What the exercise asks — Copy each of the entries below faithfully, setting aside any pictures.

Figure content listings
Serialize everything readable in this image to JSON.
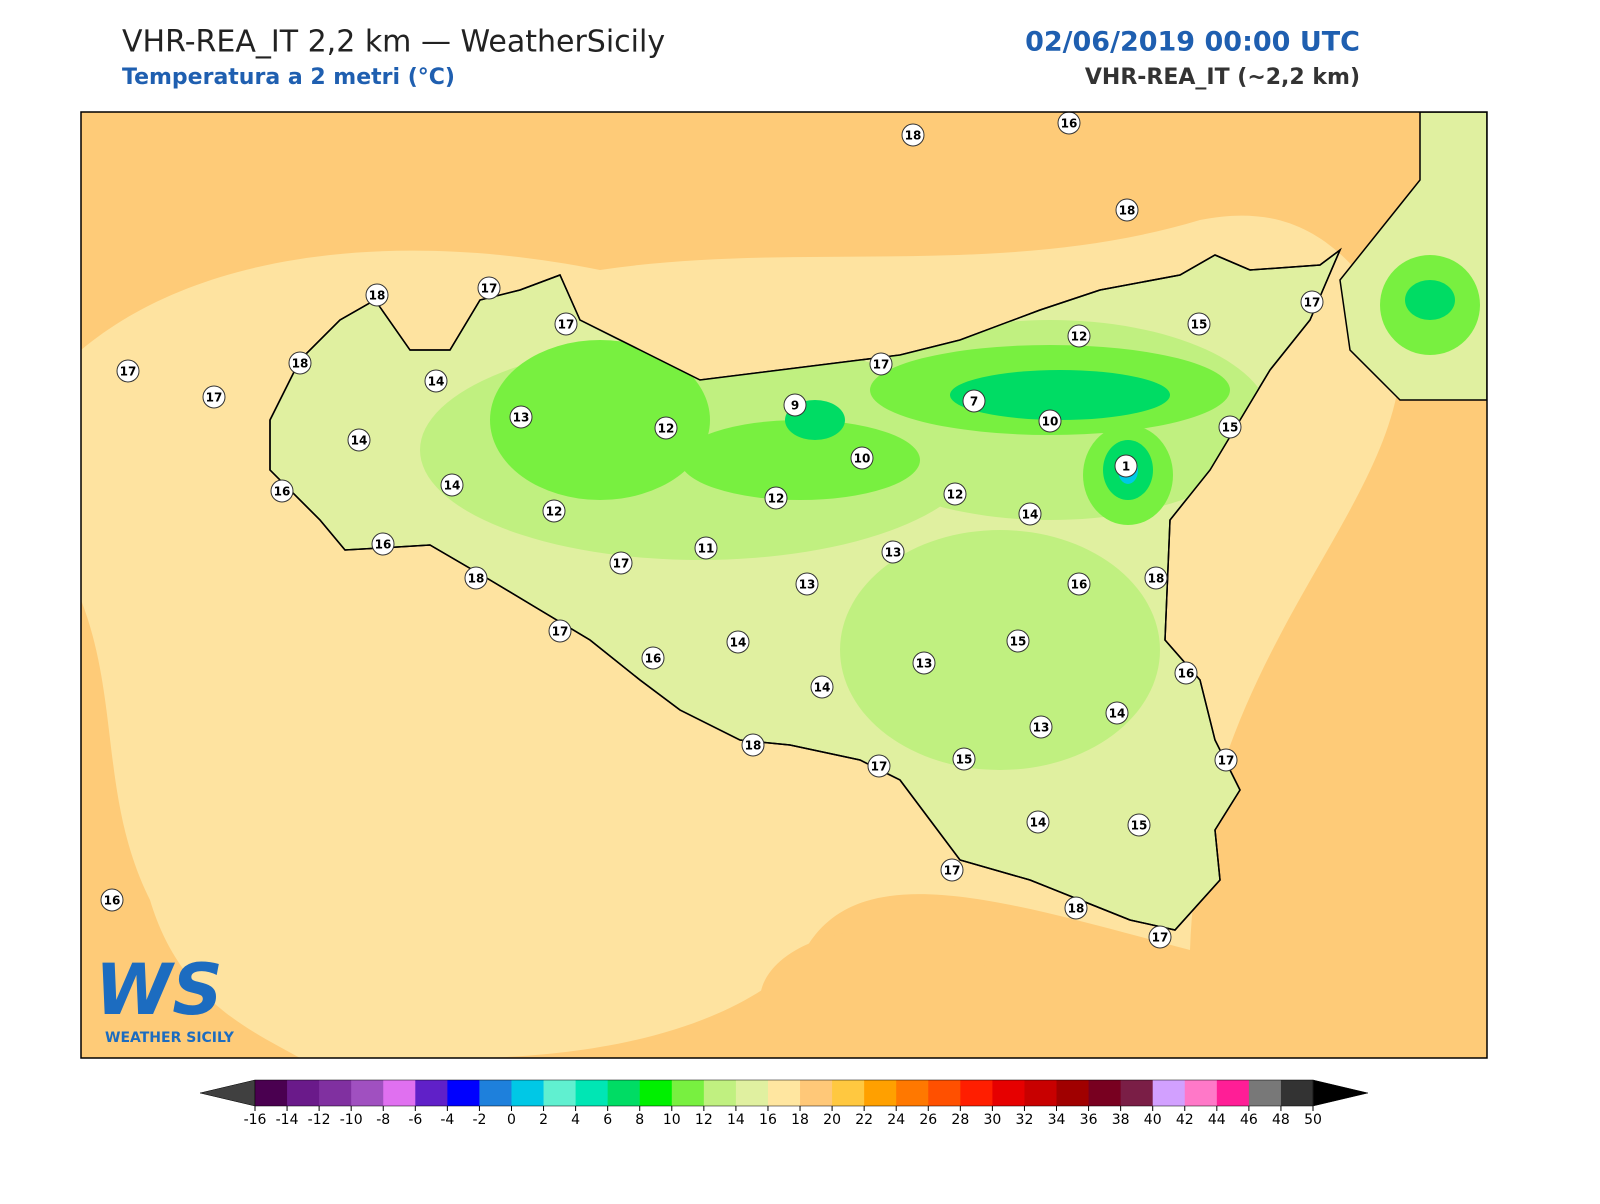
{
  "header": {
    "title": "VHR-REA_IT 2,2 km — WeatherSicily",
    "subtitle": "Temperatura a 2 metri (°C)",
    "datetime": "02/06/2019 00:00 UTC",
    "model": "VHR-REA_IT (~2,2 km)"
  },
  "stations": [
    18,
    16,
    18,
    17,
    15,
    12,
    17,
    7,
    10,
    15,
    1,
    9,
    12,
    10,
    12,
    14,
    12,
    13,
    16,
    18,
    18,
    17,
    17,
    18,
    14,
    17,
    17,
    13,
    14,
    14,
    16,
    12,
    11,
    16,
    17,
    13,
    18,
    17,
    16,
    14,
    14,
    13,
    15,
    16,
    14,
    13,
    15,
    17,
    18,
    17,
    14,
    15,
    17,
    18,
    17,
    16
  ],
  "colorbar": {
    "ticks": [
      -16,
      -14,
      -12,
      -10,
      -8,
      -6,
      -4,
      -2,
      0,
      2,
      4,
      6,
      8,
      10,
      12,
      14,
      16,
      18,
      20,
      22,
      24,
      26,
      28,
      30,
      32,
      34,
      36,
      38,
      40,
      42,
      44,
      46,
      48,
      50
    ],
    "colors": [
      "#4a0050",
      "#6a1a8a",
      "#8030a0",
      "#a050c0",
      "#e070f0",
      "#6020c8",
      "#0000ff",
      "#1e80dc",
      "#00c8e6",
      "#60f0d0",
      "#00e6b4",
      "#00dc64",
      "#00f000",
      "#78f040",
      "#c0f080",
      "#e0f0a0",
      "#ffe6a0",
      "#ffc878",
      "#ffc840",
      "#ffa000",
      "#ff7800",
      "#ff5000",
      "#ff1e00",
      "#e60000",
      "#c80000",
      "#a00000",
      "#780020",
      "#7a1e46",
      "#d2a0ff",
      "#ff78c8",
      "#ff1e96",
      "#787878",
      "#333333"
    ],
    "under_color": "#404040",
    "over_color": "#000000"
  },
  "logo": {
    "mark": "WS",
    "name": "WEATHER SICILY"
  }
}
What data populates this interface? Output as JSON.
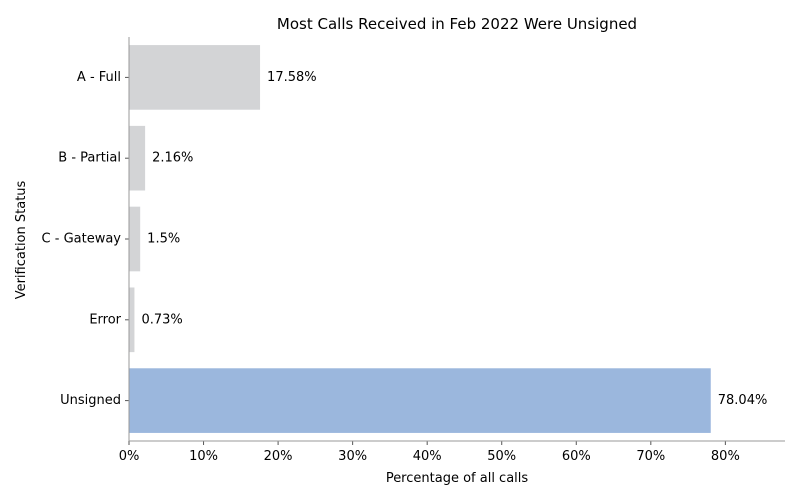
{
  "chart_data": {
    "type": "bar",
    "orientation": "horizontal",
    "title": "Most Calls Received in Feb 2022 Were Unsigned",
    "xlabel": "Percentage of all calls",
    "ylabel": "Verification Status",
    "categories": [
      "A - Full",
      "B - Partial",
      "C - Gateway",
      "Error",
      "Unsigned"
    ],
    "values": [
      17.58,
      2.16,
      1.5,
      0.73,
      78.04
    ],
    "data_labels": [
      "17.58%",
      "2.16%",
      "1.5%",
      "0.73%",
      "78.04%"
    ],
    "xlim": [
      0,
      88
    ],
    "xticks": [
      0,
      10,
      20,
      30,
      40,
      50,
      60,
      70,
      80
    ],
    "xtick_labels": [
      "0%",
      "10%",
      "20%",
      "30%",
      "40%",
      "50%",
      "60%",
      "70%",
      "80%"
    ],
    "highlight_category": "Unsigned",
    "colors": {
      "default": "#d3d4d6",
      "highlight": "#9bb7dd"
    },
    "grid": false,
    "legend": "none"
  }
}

Exercise solution —
Serialize everything readable in this image to JSON.
{
  "header": {
    "title": "VHR-REA_IT 2,2 km — WeatherSicily",
    "subtitle": "Temperatura a 2 metri (°C)",
    "datetime": "02/06/2019 00:00 UTC",
    "model": "VHR-REA_IT (~2,2 km)"
  },
  "stations": [
    18,
    16,
    18,
    17,
    15,
    12,
    17,
    7,
    10,
    15,
    1,
    9,
    12,
    10,
    12,
    14,
    12,
    13,
    16,
    18,
    18,
    17,
    17,
    18,
    14,
    17,
    17,
    13,
    14,
    14,
    16,
    12,
    11,
    16,
    17,
    13,
    18,
    17,
    16,
    14,
    14,
    13,
    15,
    16,
    14,
    13,
    15,
    17,
    18,
    17,
    14,
    15,
    17,
    18,
    17,
    16
  ],
  "colorbar": {
    "ticks": [
      -16,
      -14,
      -12,
      -10,
      -8,
      -6,
      -4,
      -2,
      0,
      2,
      4,
      6,
      8,
      10,
      12,
      14,
      16,
      18,
      20,
      22,
      24,
      26,
      28,
      30,
      32,
      34,
      36,
      38,
      40,
      42,
      44,
      46,
      48,
      50
    ],
    "colors": [
      "#4a0050",
      "#6a1a8a",
      "#8030a0",
      "#a050c0",
      "#e070f0",
      "#6020c8",
      "#0000ff",
      "#1e80dc",
      "#00c8e6",
      "#60f0d0",
      "#00e6b4",
      "#00dc64",
      "#00f000",
      "#78f040",
      "#c0f080",
      "#e0f0a0",
      "#ffe6a0",
      "#ffc878",
      "#ffc840",
      "#ffa000",
      "#ff7800",
      "#ff5000",
      "#ff1e00",
      "#e60000",
      "#c80000",
      "#a00000",
      "#780020",
      "#7a1e46",
      "#d2a0ff",
      "#ff78c8",
      "#ff1e96",
      "#787878",
      "#333333"
    ],
    "under_color": "#404040",
    "over_color": "#000000"
  },
  "logo": {
    "mark": "WS",
    "name": "WEATHER SICILY"
  }
}
What data populates this interface? Output as JSON.
{
  "chart_data": {
    "type": "bar",
    "orientation": "horizontal",
    "title": "Most Calls Received in Feb 2022 Were Unsigned",
    "xlabel": "Percentage of all calls",
    "ylabel": "Verification Status",
    "categories": [
      "A - Full",
      "B - Partial",
      "C - Gateway",
      "Error",
      "Unsigned"
    ],
    "values": [
      17.58,
      2.16,
      1.5,
      0.73,
      78.04
    ],
    "data_labels": [
      "17.58%",
      "2.16%",
      "1.5%",
      "0.73%",
      "78.04%"
    ],
    "xlim": [
      0,
      88
    ],
    "xticks": [
      0,
      10,
      20,
      30,
      40,
      50,
      60,
      70,
      80
    ],
    "xtick_labels": [
      "0%",
      "10%",
      "20%",
      "30%",
      "40%",
      "50%",
      "60%",
      "70%",
      "80%"
    ],
    "highlight_category": "Unsigned",
    "colors": {
      "default": "#d3d4d6",
      "highlight": "#9bb7dd"
    },
    "grid": false,
    "legend": "none"
  }
}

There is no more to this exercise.